> Exercise aim
Please copy out the rows that begin with the line containing "Patent image size: (445, 937)." and end with the line containing "The hinge 113 is at (178, 141).", both of those lines included, reproducing each one without change.

> Data listing
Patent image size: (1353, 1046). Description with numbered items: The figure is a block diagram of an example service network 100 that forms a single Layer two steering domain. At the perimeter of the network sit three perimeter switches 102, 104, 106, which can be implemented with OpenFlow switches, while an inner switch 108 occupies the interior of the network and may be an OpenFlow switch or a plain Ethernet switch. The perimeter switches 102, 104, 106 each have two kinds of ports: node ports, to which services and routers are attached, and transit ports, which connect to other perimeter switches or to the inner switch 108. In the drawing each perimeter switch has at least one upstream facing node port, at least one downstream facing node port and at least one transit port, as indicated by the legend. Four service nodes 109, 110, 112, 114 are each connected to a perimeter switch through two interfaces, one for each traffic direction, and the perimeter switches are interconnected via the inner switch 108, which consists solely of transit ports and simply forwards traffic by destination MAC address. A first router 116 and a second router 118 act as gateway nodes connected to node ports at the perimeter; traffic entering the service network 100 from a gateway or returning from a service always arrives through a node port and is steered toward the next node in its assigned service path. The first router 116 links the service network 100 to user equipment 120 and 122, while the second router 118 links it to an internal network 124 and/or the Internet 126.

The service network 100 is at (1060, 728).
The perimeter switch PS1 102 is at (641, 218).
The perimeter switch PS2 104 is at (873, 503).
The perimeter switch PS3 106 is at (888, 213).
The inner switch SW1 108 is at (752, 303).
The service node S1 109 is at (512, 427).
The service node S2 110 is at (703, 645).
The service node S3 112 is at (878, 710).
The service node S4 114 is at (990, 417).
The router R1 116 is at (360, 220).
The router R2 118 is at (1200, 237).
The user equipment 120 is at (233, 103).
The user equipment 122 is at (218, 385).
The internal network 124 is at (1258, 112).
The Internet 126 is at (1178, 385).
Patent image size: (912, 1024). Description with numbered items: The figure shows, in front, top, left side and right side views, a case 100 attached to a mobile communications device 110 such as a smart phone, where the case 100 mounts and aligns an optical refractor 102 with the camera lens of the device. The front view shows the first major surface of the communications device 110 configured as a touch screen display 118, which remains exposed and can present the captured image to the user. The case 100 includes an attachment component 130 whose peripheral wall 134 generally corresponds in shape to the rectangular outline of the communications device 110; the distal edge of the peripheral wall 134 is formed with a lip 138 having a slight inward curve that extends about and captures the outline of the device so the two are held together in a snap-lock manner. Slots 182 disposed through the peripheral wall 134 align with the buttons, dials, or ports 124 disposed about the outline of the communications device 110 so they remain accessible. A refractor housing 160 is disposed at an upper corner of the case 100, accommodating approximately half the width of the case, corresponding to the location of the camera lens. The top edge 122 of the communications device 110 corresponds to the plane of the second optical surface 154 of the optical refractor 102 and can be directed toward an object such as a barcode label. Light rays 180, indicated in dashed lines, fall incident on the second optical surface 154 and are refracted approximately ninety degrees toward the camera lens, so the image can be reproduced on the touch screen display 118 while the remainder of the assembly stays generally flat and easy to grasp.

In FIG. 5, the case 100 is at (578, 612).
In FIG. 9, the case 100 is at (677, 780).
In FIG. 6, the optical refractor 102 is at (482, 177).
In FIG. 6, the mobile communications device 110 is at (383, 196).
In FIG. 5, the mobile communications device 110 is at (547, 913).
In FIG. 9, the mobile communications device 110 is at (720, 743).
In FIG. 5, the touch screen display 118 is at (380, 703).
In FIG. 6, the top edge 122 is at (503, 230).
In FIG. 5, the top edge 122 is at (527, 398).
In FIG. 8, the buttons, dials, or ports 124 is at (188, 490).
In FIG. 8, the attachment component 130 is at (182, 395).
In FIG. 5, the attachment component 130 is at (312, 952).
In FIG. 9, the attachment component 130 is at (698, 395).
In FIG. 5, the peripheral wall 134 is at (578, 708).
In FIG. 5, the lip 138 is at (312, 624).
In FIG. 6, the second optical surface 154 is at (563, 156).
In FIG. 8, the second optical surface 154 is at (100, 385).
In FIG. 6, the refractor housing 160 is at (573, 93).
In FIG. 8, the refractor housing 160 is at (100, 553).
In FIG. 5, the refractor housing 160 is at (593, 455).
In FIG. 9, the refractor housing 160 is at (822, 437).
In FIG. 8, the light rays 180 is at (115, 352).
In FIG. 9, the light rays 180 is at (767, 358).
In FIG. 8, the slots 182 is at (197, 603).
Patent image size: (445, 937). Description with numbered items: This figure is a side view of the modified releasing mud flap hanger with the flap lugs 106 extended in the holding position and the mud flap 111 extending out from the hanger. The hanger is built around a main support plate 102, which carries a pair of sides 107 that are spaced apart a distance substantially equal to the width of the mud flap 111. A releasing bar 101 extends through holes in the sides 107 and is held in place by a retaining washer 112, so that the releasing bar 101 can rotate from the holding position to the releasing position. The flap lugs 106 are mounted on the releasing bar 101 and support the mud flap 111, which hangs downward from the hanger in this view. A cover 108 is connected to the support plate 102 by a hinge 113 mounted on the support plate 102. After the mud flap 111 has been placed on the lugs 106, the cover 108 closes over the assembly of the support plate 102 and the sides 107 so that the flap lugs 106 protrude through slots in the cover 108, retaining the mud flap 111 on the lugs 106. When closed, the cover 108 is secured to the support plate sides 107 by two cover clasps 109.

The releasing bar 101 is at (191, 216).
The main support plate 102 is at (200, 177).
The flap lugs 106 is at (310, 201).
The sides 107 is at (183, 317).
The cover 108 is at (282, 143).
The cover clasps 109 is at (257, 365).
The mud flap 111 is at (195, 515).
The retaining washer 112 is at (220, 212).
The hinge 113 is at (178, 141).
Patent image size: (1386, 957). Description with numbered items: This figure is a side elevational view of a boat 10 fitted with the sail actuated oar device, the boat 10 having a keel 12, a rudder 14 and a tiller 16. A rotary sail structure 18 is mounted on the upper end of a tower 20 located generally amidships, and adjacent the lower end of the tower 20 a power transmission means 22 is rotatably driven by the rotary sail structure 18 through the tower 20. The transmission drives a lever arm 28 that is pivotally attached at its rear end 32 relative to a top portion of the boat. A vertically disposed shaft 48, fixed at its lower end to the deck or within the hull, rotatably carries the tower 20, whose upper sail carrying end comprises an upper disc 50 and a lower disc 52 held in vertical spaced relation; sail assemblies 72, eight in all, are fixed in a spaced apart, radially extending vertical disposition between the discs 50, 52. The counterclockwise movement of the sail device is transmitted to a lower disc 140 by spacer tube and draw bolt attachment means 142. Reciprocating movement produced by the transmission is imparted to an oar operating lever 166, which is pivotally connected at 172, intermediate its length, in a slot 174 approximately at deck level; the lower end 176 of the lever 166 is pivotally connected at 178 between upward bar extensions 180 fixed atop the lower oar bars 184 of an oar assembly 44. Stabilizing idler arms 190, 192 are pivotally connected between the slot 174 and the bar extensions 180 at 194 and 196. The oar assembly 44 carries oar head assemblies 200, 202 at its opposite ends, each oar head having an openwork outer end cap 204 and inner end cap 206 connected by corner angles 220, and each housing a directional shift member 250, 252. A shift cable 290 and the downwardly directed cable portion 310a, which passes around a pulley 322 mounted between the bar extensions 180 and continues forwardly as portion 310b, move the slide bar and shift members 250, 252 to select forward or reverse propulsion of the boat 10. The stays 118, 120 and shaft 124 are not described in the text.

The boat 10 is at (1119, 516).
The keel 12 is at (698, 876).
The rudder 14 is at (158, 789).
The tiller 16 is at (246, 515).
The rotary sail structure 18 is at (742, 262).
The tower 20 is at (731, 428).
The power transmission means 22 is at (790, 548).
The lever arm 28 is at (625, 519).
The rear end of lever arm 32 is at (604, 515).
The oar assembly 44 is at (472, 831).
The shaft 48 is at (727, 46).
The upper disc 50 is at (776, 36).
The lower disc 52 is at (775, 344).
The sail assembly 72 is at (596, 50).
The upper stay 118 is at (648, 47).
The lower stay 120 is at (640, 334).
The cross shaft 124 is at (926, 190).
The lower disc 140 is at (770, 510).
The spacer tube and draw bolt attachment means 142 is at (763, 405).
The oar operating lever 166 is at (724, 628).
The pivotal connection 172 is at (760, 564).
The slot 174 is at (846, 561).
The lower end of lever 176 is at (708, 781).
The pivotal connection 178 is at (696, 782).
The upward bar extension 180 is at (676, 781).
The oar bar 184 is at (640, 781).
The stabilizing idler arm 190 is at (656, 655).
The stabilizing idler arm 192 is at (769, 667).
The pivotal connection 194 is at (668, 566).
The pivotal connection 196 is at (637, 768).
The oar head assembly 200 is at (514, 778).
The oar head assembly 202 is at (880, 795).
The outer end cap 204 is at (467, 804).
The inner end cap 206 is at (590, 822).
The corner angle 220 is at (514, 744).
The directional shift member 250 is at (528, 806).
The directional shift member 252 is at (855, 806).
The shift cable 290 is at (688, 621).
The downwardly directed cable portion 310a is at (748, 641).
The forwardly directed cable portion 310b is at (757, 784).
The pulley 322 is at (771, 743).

> Exercise response
Patent image size: (445, 937). Description with numbered items: This figure is a side view of the modified releasing mud flap hanger with the flap lugs 106 extended in the holding position and the mud flap 111 extending out from the hanger. The hanger is built around a main support plate 102, which carries a pair of sides 107 that are spaced apart a distance substantially equal to the width of the mud flap 111. A releasing bar 101 extends through holes in the sides 107 and is held in place by a retaining washer 112, so that the releasing bar 101 can rotate from the holding position to the releasing position. The flap lugs 106 are mounted on the releasing bar 101 and support the mud flap 111, which hangs downward from the hanger in this view. A cover 108 is connected to the support plate 102 by a hinge 113 mounted on the support plate 102. After the mud flap 111 has been placed on the lugs 106, the cover 108 closes over the assembly of the support plate 102 and the sides 107 so that the flap lugs 106 protrude through slots in the cover 108, retaining the mud flap 111 on the lugs 106. When closed, the cover 108 is secured to the support plate sides 107 by two cover clasps 109.

The releasing bar 101 is at (191, 216).
The main support plate 102 is at (200, 177).
The flap lugs 106 is at (310, 201).
The sides 107 is at (183, 317).
The cover 108 is at (282, 143).
The cover clasps 109 is at (257, 365).
The mud flap 111 is at (195, 515).
The retaining washer 112 is at (220, 212).
The hinge 113 is at (178, 141).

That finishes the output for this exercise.